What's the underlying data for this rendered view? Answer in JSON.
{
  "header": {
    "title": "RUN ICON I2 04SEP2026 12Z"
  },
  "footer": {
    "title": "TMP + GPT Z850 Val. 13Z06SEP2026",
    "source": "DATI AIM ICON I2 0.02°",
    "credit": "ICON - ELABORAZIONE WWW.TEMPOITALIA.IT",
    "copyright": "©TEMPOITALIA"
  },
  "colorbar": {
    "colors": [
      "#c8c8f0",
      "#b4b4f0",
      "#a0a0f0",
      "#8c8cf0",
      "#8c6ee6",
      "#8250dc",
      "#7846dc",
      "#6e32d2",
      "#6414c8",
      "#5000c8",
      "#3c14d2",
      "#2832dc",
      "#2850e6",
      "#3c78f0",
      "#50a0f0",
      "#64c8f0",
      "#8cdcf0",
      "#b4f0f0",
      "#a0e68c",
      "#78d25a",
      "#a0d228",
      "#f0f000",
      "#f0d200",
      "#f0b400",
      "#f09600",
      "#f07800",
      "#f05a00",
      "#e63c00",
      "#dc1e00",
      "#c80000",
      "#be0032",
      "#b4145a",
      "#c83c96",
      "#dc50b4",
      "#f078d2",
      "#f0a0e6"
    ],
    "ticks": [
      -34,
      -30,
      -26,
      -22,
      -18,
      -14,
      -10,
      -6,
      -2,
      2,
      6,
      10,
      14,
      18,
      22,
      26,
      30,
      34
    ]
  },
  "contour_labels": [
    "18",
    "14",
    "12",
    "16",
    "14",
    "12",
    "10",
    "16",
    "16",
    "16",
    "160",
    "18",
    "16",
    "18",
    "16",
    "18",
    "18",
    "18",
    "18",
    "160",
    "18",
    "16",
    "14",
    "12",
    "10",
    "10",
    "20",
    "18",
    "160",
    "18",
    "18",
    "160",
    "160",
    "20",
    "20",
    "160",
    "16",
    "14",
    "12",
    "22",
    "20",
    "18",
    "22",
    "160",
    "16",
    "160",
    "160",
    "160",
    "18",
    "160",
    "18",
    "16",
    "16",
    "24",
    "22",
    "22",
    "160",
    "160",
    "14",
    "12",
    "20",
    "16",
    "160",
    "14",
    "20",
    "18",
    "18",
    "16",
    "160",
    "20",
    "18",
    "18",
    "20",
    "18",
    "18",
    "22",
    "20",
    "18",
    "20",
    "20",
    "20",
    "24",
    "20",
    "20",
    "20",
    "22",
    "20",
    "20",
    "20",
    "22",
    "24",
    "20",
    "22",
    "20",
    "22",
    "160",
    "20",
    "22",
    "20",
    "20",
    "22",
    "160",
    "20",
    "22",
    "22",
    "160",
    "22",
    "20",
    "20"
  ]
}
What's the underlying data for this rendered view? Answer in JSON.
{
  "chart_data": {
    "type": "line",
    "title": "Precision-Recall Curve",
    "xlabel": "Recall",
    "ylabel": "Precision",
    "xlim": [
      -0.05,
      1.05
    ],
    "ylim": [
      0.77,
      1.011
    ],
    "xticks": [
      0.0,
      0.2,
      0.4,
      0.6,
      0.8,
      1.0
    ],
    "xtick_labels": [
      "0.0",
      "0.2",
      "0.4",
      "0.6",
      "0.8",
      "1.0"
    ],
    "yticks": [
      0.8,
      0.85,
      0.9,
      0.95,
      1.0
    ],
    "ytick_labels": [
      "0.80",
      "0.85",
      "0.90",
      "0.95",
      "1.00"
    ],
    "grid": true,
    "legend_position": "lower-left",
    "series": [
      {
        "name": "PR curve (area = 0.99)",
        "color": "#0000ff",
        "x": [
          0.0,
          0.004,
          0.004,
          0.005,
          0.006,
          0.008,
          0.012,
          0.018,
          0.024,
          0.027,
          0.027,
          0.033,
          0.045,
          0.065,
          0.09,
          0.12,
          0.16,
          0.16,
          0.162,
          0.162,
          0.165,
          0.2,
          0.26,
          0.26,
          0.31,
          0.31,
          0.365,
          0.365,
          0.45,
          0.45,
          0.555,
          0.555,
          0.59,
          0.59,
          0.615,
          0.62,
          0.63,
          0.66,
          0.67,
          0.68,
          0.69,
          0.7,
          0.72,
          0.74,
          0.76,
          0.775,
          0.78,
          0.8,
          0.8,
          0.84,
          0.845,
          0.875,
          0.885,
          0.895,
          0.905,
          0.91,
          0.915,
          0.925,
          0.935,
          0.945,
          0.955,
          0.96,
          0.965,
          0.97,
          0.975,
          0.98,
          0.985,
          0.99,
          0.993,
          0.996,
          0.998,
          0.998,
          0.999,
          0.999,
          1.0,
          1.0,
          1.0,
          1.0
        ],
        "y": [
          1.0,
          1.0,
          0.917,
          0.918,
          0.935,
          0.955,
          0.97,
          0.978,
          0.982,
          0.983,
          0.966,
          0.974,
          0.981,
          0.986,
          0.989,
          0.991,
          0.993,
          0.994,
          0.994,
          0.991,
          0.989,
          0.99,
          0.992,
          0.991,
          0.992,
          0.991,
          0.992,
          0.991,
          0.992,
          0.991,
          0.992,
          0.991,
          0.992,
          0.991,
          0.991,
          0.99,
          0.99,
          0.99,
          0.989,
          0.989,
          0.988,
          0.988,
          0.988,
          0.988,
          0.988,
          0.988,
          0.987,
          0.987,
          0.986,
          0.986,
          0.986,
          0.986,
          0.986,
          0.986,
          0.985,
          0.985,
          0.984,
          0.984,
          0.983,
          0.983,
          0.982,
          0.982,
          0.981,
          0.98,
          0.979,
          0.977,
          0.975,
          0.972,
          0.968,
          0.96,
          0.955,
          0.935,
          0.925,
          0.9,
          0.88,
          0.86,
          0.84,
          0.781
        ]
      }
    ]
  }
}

• • • •

AIM OF THE TASK =>
Retype the listing. Match it exactly.

ANSWER TO THE TASK =>
What's the underlying data for this rendered view? Answer in JSON.
{
  "header": {
    "title": "RUN ICON I2 04SEP2026 12Z"
  },
  "footer": {
    "title": "TMP + GPT Z850 Val. 13Z06SEP2026",
    "source": "DATI AIM ICON I2 0.02°",
    "credit": "ICON - ELABORAZIONE WWW.TEMPOITALIA.IT",
    "copyright": "©TEMPOITALIA"
  },
  "colorbar": {
    "colors": [
      "#c8c8f0",
      "#b4b4f0",
      "#a0a0f0",
      "#8c8cf0",
      "#8c6ee6",
      "#8250dc",
      "#7846dc",
      "#6e32d2",
      "#6414c8",
      "#5000c8",
      "#3c14d2",
      "#2832dc",
      "#2850e6",
      "#3c78f0",
      "#50a0f0",
      "#64c8f0",
      "#8cdcf0",
      "#b4f0f0",
      "#a0e68c",
      "#78d25a",
      "#a0d228",
      "#f0f000",
      "#f0d200",
      "#f0b400",
      "#f09600",
      "#f07800",
      "#f05a00",
      "#e63c00",
      "#dc1e00",
      "#c80000",
      "#be0032",
      "#b4145a",
      "#c83c96",
      "#dc50b4",
      "#f078d2",
      "#f0a0e6"
    ],
    "ticks": [
      -34,
      -30,
      -26,
      -22,
      -18,
      -14,
      -10,
      -6,
      -2,
      2,
      6,
      10,
      14,
      18,
      22,
      26,
      30,
      34
    ]
  },
  "contour_labels": [
    "18",
    "14",
    "12",
    "16",
    "14",
    "12",
    "10",
    "16",
    "16",
    "16",
    "160",
    "18",
    "16",
    "18",
    "16",
    "18",
    "18",
    "18",
    "18",
    "160",
    "18",
    "16",
    "14",
    "12",
    "10",
    "10",
    "20",
    "18",
    "160",
    "18",
    "18",
    "160",
    "160",
    "20",
    "20",
    "160",
    "16",
    "14",
    "12",
    "22",
    "20",
    "18",
    "22",
    "160",
    "16",
    "160",
    "160",
    "160",
    "18",
    "160",
    "18",
    "16",
    "16",
    "24",
    "22",
    "22",
    "160",
    "160",
    "14",
    "12",
    "20",
    "16",
    "160",
    "14",
    "20",
    "18",
    "18",
    "16",
    "160",
    "20",
    "18",
    "18",
    "20",
    "18",
    "18",
    "22",
    "20",
    "18",
    "20",
    "20",
    "20",
    "24",
    "20",
    "20",
    "20",
    "22",
    "20",
    "20",
    "20",
    "22",
    "24",
    "20",
    "22",
    "20",
    "22",
    "160",
    "20",
    "22",
    "20",
    "20",
    "22",
    "160",
    "20",
    "22",
    "22",
    "160",
    "22",
    "20",
    "20"
  ]
}
What's the underlying data for this rendered view? Answer in JSON.
{
  "chart_data": {
    "type": "line",
    "title": "Precision-Recall Curve",
    "xlabel": "Recall",
    "ylabel": "Precision",
    "xlim": [
      -0.05,
      1.05
    ],
    "ylim": [
      0.77,
      1.011
    ],
    "xticks": [
      0.0,
      0.2,
      0.4,
      0.6,
      0.8,
      1.0
    ],
    "xtick_labels": [
      "0.0",
      "0.2",
      "0.4",
      "0.6",
      "0.8",
      "1.0"
    ],
    "yticks": [
      0.8,
      0.85,
      0.9,
      0.95,
      1.0
    ],
    "ytick_labels": [
      "0.80",
      "0.85",
      "0.90",
      "0.95",
      "1.00"
    ],
    "grid": true,
    "legend_position": "lower-left",
    "series": [
      {
        "name": "PR curve (area = 0.99)",
        "color": "#0000ff",
        "x": [
          0.0,
          0.004,
          0.004,
          0.005,
          0.006,
          0.008,
          0.012,
          0.018,
          0.024,
          0.027,
          0.027,
          0.033,
          0.045,
          0.065,
          0.09,
          0.12,
          0.16,
          0.16,
          0.162,
          0.162,
          0.165,
          0.2,
          0.26,
          0.26,
          0.31,
          0.31,
          0.365,
          0.365,
          0.45,
          0.45,
          0.555,
          0.555,
          0.59,
          0.59,
          0.615,
          0.62,
          0.63,
          0.66,
          0.67,
          0.68,
          0.69,
          0.7,
          0.72,
          0.74,
          0.76,
          0.775,
          0.78,
          0.8,
          0.8,
          0.84,
          0.845,
          0.875,
          0.885,
          0.895,
          0.905,
          0.91,
          0.915,
          0.925,
          0.935,
          0.945,
          0.955,
          0.96,
          0.965,
          0.97,
          0.975,
          0.98,
          0.985,
          0.99,
          0.993,
          0.996,
          0.998,
          0.998,
          0.999,
          0.999,
          1.0,
          1.0,
          1.0,
          1.0
        ],
        "y": [
          1.0,
          1.0,
          0.917,
          0.918,
          0.935,
          0.955,
          0.97,
          0.978,
          0.982,
          0.983,
          0.966,
          0.974,
          0.981,
          0.986,
          0.989,
          0.991,
          0.993,
          0.994,
          0.994,
          0.991,
          0.989,
          0.99,
          0.992,
          0.991,
          0.992,
          0.991,
          0.992,
          0.991,
          0.992,
          0.991,
          0.992,
          0.991,
          0.992,
          0.991,
          0.991,
          0.99,
          0.99,
          0.99,
          0.989,
          0.989,
          0.988,
          0.988,
          0.988,
          0.988,
          0.988,
          0.988,
          0.987,
          0.987,
          0.986,
          0.986,
          0.986,
          0.986,
          0.986,
          0.986,
          0.985,
          0.985,
          0.984,
          0.984,
          0.983,
          0.983,
          0.982,
          0.982,
          0.981,
          0.98,
          0.979,
          0.977,
          0.975,
          0.972,
          0.968,
          0.96,
          0.955,
          0.935,
          0.925,
          0.9,
          0.88,
          0.86,
          0.84,
          0.781
        ]
      }
    ]
  }
}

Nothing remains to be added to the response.